(Data for this task Opens)
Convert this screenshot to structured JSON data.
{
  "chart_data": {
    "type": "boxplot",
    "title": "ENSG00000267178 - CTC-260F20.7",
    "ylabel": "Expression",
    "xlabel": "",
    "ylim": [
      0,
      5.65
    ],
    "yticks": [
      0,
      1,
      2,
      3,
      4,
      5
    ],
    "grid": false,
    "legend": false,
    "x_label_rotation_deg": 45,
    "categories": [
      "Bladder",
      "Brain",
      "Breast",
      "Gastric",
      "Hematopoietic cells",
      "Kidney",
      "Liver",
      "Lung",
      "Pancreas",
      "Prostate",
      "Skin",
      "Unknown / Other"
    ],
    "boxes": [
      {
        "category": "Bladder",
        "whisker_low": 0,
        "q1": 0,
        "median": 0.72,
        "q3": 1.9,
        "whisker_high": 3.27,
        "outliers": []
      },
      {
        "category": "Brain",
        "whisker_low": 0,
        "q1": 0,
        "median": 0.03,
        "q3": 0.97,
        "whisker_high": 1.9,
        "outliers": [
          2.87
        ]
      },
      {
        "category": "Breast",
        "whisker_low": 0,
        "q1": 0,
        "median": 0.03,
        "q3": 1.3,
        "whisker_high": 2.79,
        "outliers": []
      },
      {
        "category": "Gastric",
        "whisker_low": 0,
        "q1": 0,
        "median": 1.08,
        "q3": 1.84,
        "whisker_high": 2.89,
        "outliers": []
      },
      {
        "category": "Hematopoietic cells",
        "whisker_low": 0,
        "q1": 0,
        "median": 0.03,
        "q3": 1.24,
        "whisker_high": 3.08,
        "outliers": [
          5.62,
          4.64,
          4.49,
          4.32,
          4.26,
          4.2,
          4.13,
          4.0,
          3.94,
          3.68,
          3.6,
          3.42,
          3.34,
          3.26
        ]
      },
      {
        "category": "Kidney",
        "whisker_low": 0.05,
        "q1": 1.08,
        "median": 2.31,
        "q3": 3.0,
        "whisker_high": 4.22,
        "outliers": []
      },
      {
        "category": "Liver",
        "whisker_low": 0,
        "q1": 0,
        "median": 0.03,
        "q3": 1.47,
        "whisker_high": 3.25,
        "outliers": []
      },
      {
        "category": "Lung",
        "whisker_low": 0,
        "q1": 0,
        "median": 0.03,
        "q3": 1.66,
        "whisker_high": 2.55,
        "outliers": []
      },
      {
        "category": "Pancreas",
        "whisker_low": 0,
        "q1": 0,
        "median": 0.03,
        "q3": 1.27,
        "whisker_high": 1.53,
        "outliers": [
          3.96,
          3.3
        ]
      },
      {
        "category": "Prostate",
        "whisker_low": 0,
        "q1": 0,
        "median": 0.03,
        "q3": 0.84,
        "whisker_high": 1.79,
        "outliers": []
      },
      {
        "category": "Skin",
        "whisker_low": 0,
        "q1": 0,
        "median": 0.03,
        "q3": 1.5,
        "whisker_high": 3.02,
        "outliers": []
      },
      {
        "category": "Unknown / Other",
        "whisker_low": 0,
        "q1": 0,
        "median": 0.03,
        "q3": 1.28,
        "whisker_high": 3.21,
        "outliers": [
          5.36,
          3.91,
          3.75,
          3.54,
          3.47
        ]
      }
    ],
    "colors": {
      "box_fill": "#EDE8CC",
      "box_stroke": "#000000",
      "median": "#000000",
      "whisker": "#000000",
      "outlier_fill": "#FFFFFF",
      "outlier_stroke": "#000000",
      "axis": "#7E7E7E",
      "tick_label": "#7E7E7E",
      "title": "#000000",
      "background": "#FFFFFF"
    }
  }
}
(Data for this task Closes)
Using the records above, report each line with the string "Unknown".

§ **Task output**
      "Unknown / Other"
        "category": "Unknown / Other",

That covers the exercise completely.